[Stored data]
++++++++++++++++++++
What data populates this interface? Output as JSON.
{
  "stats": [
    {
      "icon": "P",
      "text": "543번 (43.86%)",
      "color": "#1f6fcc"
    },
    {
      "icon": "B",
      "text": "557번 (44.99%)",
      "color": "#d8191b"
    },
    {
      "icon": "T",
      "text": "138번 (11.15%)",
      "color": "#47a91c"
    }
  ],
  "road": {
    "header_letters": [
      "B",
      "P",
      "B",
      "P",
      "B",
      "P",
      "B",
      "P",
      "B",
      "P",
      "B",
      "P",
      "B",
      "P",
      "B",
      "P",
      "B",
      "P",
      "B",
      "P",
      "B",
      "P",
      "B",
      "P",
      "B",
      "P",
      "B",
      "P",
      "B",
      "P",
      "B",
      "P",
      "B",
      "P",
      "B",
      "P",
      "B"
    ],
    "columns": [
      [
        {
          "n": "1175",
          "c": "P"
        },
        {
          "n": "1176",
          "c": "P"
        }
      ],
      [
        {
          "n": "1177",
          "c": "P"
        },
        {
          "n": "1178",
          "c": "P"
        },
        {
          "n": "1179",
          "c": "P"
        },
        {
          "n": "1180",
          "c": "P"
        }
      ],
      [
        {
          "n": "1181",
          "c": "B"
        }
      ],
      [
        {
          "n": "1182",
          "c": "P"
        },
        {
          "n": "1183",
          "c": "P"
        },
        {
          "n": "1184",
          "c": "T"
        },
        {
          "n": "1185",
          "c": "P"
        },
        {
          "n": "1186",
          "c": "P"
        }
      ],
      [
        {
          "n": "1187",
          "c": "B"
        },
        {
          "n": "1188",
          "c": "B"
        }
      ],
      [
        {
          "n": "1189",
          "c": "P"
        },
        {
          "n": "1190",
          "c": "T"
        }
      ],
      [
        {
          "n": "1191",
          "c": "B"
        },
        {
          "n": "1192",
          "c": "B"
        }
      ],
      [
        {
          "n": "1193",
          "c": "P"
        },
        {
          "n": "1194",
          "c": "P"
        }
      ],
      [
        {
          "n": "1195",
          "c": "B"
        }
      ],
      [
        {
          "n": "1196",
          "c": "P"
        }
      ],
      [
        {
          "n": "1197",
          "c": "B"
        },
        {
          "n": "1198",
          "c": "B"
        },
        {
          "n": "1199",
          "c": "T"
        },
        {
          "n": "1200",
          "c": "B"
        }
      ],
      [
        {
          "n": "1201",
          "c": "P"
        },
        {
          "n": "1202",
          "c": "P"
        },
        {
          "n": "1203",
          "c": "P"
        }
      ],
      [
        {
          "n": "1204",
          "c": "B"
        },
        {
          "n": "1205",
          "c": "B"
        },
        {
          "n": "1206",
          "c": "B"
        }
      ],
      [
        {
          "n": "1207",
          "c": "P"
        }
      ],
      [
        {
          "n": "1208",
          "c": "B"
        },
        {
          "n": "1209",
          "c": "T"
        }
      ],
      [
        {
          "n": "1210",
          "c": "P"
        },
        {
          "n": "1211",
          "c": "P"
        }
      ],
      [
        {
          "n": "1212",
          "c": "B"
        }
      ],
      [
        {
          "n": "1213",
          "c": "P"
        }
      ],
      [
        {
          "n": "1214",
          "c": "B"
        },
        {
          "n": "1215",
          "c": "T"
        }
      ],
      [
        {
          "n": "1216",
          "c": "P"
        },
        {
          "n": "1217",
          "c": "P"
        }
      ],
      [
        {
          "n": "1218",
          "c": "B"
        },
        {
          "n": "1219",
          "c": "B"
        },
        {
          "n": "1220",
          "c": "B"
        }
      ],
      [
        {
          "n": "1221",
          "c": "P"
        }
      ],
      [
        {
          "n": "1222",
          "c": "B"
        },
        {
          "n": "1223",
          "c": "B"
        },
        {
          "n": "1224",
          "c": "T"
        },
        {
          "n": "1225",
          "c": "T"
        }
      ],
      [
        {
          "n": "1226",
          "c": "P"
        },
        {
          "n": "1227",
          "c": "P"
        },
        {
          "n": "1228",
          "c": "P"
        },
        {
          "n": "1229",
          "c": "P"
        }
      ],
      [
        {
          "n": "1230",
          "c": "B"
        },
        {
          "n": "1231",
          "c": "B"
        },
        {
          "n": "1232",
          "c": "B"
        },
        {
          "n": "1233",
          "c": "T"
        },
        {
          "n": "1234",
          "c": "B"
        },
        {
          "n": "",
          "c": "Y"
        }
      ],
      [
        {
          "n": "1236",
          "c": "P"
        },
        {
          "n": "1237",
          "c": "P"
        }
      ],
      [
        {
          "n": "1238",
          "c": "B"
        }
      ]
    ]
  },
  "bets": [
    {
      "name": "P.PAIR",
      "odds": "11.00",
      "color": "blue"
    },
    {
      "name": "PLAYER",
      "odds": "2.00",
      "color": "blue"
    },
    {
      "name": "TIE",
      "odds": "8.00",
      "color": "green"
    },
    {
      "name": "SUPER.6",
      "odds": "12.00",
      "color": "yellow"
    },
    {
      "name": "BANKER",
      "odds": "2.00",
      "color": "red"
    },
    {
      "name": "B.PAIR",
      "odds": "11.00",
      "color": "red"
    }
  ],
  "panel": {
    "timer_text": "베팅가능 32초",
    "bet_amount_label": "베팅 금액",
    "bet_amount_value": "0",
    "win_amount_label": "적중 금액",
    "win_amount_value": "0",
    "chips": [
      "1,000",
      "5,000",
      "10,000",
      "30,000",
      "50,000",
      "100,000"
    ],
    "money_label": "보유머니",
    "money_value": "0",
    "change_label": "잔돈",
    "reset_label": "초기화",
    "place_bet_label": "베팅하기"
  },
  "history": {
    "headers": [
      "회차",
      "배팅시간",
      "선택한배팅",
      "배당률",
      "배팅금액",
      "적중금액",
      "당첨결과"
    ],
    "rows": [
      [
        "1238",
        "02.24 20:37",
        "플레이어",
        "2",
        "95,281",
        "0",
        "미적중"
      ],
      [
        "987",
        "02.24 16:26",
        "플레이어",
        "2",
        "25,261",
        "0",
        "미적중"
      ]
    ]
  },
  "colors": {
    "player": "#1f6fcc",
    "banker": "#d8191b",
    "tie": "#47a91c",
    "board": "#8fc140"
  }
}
++++++++++++++++++++
Please quote the data above in full, with no line missing.

▸ Finished task
What data populates this interface? Output as JSON.
{
  "stats": [
    {
      "icon": "P",
      "text": "543번 (43.86%)",
      "color": "#1f6fcc"
    },
    {
      "icon": "B",
      "text": "557번 (44.99%)",
      "color": "#d8191b"
    },
    {
      "icon": "T",
      "text": "138번 (11.15%)",
      "color": "#47a91c"
    }
  ],
  "road": {
    "header_letters": [
      "B",
      "P",
      "B",
      "P",
      "B",
      "P",
      "B",
      "P",
      "B",
      "P",
      "B",
      "P",
      "B",
      "P",
      "B",
      "P",
      "B",
      "P",
      "B",
      "P",
      "B",
      "P",
      "B",
      "P",
      "B",
      "P",
      "B",
      "P",
      "B",
      "P",
      "B",
      "P",
      "B",
      "P",
      "B",
      "P",
      "B"
    ],
    "columns": [
      [
        {
          "n": "1175",
          "c": "P"
        },
        {
          "n": "1176",
          "c": "P"
        }
      ],
      [
        {
          "n": "1177",
          "c": "P"
        },
        {
          "n": "1178",
          "c": "P"
        },
        {
          "n": "1179",
          "c": "P"
        },
        {
          "n": "1180",
          "c": "P"
        }
      ],
      [
        {
          "n": "1181",
          "c": "B"
        }
      ],
      [
        {
          "n": "1182",
          "c": "P"
        },
        {
          "n": "1183",
          "c": "P"
        },
        {
          "n": "1184",
          "c": "T"
        },
        {
          "n": "1185",
          "c": "P"
        },
        {
          "n": "1186",
          "c": "P"
        }
      ],
      [
        {
          "n": "1187",
          "c": "B"
        },
        {
          "n": "1188",
          "c": "B"
        }
      ],
      [
        {
          "n": "1189",
          "c": "P"
        },
        {
          "n": "1190",
          "c": "T"
        }
      ],
      [
        {
          "n": "1191",
          "c": "B"
        },
        {
          "n": "1192",
          "c": "B"
        }
      ],
      [
        {
          "n": "1193",
          "c": "P"
        },
        {
          "n": "1194",
          "c": "P"
        }
      ],
      [
        {
          "n": "1195",
          "c": "B"
        }
      ],
      [
        {
          "n": "1196",
          "c": "P"
        }
      ],
      [
        {
          "n": "1197",
          "c": "B"
        },
        {
          "n": "1198",
          "c": "B"
        },
        {
          "n": "1199",
          "c": "T"
        },
        {
          "n": "1200",
          "c": "B"
        }
      ],
      [
        {
          "n": "1201",
          "c": "P"
        },
        {
          "n": "1202",
          "c": "P"
        },
        {
          "n": "1203",
          "c": "P"
        }
      ],
      [
        {
          "n": "1204",
          "c": "B"
        },
        {
          "n": "1205",
          "c": "B"
        },
        {
          "n": "1206",
          "c": "B"
        }
      ],
      [
        {
          "n": "1207",
          "c": "P"
        }
      ],
      [
        {
          "n": "1208",
          "c": "B"
        },
        {
          "n": "1209",
          "c": "T"
        }
      ],
      [
        {
          "n": "1210",
          "c": "P"
        },
        {
          "n": "1211",
          "c": "P"
        }
      ],
      [
        {
          "n": "1212",
          "c": "B"
        }
      ],
      [
        {
          "n": "1213",
          "c": "P"
        }
      ],
      [
        {
          "n": "1214",
          "c": "B"
        },
        {
          "n": "1215",
          "c": "T"
        }
      ],
      [
        {
          "n": "1216",
          "c": "P"
        },
        {
          "n": "1217",
          "c": "P"
        }
      ],
      [
        {
          "n": "1218",
          "c": "B"
        },
        {
          "n": "1219",
          "c": "B"
        },
        {
          "n": "1220",
          "c": "B"
        }
      ],
      [
        {
          "n": "1221",
          "c": "P"
        }
      ],
      [
        {
          "n": "1222",
          "c": "B"
        },
        {
          "n": "1223",
          "c": "B"
        },
        {
          "n": "1224",
          "c": "T"
        },
        {
          "n": "1225",
          "c": "T"
        }
      ],
      [
        {
          "n": "1226",
          "c": "P"
        },
        {
          "n": "1227",
          "c": "P"
        },
        {
          "n": "1228",
          "c": "P"
        },
        {
          "n": "1229",
          "c": "P"
        }
      ],
      [
        {
          "n": "1230",
          "c": "B"
        },
        {
          "n": "1231",
          "c": "B"
        },
        {
          "n": "1232",
          "c": "B"
        },
        {
          "n": "1233",
          "c": "T"
        },
        {
          "n": "1234",
          "c": "B"
        },
        {
          "n": "",
          "c": "Y"
        }
      ],
      [
        {
          "n": "1236",
          "c": "P"
        },
        {
          "n": "1237",
          "c": "P"
        }
      ],
      [
        {
          "n": "1238",
          "c": "B"
        }
      ]
    ]
  },
  "bets": [
    {
      "name": "P.PAIR",
      "odds": "11.00",
      "color": "blue"
    },
    {
      "name": "PLAYER",
      "odds": "2.00",
      "color": "blue"
    },
    {
      "name": "TIE",
      "odds": "8.00",
      "color": "green"
    },
    {
      "name": "SUPER.6",
      "odds": "12.00",
      "color": "yellow"
    },
    {
      "name": "BANKER",
      "odds": "2.00",
      "color": "red"
    },
    {
      "name": "B.PAIR",
      "odds": "11.00",
      "color": "red"
    }
  ],
  "panel": {
    "timer_text": "베팅가능 32초",
    "bet_amount_label": "베팅 금액",
    "bet_amount_value": "0",
    "win_amount_label": "적중 금액",
    "win_amount_value": "0",
    "chips": [
      "1,000",
      "5,000",
      "10,000",
      "30,000",
      "50,000",
      "100,000"
    ],
    "money_label": "보유머니",
    "money_value": "0",
    "change_label": "잔돈",
    "reset_label": "초기화",
    "place_bet_label": "베팅하기"
  },
  "history": {
    "headers": [
      "회차",
      "배팅시간",
      "선택한배팅",
      "배당률",
      "배팅금액",
      "적중금액",
      "당첨결과"
    ],
    "rows": [
      [
        "1238",
        "02.24 20:37",
        "플레이어",
        "2",
        "95,281",
        "0",
        "미적중"
      ],
      [
        "987",
        "02.24 16:26",
        "플레이어",
        "2",
        "25,261",
        "0",
        "미적중"
      ]
    ]
  },
  "colors": {
    "player": "#1f6fcc",
    "banker": "#d8191b",
    "tie": "#47a91c",
    "board": "#8fc140"
  }
}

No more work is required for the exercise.